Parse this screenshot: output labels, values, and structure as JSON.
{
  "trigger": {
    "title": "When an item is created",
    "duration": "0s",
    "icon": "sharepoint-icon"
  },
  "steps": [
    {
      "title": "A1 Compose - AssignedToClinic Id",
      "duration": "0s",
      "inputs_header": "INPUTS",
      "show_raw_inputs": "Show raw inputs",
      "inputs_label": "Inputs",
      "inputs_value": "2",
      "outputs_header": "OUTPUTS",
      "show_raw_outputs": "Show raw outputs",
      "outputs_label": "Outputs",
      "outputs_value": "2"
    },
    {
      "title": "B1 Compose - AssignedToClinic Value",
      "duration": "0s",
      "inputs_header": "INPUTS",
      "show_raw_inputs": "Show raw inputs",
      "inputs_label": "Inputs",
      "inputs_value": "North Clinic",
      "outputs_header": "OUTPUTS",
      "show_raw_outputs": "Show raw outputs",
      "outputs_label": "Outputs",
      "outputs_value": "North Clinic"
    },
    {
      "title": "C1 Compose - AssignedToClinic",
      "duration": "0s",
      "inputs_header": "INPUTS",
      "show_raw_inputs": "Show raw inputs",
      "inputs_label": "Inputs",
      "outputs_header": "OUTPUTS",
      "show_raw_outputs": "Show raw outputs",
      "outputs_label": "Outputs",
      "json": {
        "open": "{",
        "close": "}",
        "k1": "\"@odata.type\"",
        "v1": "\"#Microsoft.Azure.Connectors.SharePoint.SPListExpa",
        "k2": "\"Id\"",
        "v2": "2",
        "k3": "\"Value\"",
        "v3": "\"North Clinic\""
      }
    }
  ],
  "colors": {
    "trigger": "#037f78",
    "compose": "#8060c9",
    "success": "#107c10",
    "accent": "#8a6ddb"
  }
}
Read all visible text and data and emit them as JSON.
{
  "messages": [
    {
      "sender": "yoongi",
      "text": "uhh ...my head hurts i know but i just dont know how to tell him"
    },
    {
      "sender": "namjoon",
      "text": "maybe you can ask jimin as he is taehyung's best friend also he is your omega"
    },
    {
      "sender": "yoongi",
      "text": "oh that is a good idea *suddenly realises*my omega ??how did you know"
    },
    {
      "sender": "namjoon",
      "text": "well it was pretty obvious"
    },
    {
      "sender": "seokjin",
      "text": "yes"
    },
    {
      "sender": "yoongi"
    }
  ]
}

---

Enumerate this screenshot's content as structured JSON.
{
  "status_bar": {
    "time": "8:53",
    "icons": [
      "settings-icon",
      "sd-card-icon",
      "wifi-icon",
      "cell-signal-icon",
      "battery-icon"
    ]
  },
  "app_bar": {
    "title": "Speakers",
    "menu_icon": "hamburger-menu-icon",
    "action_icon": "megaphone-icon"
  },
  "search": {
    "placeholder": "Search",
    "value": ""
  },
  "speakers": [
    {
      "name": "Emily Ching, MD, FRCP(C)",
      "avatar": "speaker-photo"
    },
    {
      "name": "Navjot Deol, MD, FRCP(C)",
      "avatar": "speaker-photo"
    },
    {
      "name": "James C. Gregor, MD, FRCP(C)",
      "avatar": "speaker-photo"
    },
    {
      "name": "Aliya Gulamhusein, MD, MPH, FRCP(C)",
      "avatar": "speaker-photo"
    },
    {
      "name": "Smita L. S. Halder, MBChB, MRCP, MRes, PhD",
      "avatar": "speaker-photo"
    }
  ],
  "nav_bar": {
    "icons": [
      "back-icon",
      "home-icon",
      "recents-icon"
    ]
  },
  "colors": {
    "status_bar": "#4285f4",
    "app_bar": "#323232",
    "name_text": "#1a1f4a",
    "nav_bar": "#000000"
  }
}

--

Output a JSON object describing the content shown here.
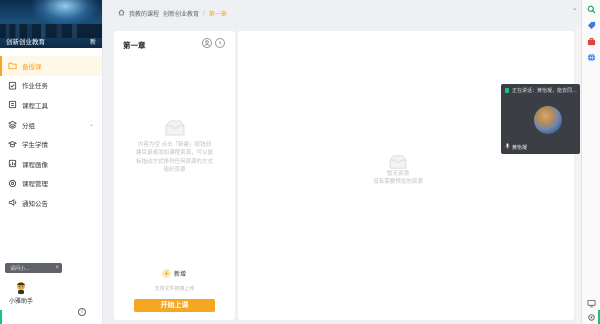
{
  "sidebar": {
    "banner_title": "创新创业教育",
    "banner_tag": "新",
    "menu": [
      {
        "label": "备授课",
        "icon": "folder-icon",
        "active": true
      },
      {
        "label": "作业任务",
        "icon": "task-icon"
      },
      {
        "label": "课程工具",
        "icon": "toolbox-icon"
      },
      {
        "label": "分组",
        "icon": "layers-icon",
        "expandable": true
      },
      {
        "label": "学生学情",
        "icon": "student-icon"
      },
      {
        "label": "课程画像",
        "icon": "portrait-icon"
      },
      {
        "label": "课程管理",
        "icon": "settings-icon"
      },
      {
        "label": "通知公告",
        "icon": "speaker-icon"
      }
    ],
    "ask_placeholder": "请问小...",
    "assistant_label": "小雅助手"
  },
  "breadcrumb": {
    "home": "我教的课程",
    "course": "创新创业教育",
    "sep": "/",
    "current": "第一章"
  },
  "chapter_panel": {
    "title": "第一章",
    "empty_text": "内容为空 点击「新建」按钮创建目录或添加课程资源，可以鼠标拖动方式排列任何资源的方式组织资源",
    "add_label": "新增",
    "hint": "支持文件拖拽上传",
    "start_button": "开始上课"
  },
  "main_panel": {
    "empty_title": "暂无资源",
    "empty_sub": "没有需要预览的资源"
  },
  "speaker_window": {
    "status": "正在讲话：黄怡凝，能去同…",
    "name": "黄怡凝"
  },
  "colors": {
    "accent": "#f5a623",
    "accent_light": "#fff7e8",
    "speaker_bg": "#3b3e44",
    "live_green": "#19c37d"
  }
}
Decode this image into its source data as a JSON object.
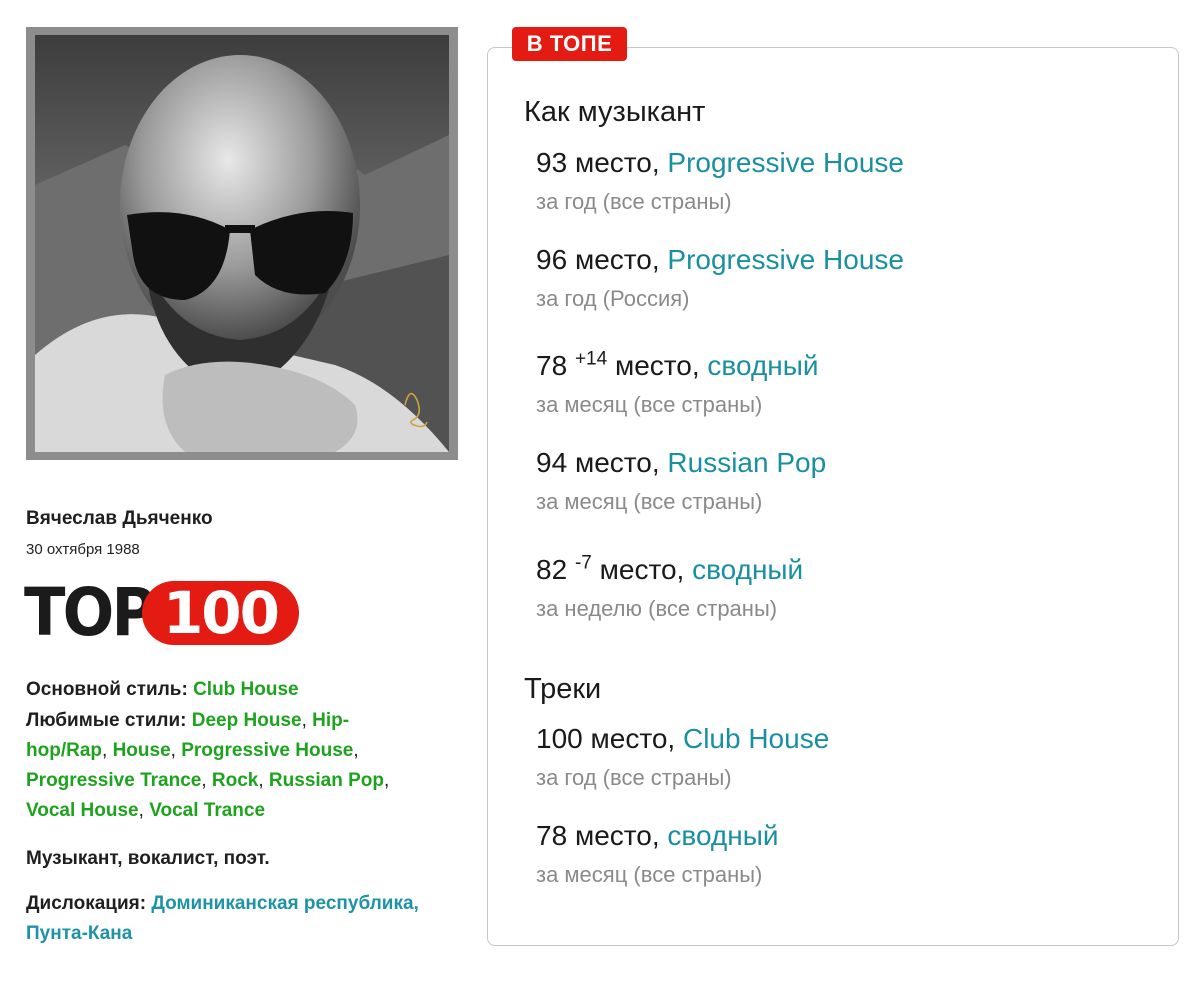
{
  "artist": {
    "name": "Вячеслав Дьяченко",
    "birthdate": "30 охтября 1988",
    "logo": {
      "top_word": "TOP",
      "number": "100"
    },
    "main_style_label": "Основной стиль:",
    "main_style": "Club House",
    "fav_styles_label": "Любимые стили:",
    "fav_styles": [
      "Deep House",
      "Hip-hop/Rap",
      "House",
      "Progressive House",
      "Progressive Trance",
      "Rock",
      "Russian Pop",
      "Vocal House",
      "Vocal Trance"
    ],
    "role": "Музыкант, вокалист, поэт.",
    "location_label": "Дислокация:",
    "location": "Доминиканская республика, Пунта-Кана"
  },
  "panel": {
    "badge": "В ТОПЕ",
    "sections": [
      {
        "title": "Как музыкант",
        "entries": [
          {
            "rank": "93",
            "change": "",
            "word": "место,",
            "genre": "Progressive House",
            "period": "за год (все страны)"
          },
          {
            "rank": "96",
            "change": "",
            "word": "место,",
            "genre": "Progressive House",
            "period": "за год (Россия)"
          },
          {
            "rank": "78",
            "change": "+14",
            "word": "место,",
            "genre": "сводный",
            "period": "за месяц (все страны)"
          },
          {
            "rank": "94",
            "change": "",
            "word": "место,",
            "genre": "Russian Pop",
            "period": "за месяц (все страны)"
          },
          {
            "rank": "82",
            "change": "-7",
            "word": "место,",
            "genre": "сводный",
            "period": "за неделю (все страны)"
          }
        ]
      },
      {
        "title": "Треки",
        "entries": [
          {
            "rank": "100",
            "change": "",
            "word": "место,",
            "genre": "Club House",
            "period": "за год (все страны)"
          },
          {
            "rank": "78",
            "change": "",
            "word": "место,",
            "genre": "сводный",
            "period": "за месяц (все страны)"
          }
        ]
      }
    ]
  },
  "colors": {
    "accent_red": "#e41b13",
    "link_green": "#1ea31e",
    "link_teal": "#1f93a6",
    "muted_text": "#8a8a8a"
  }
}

== Given instruction ==
From the material above, copy each line that includes the word "know".

== Output ==
      "text": "uhh ...my head hurts i know but i just dont know how to tell him"
      "text": "oh that is a good idea *suddenly realises*my omega ??how did you know"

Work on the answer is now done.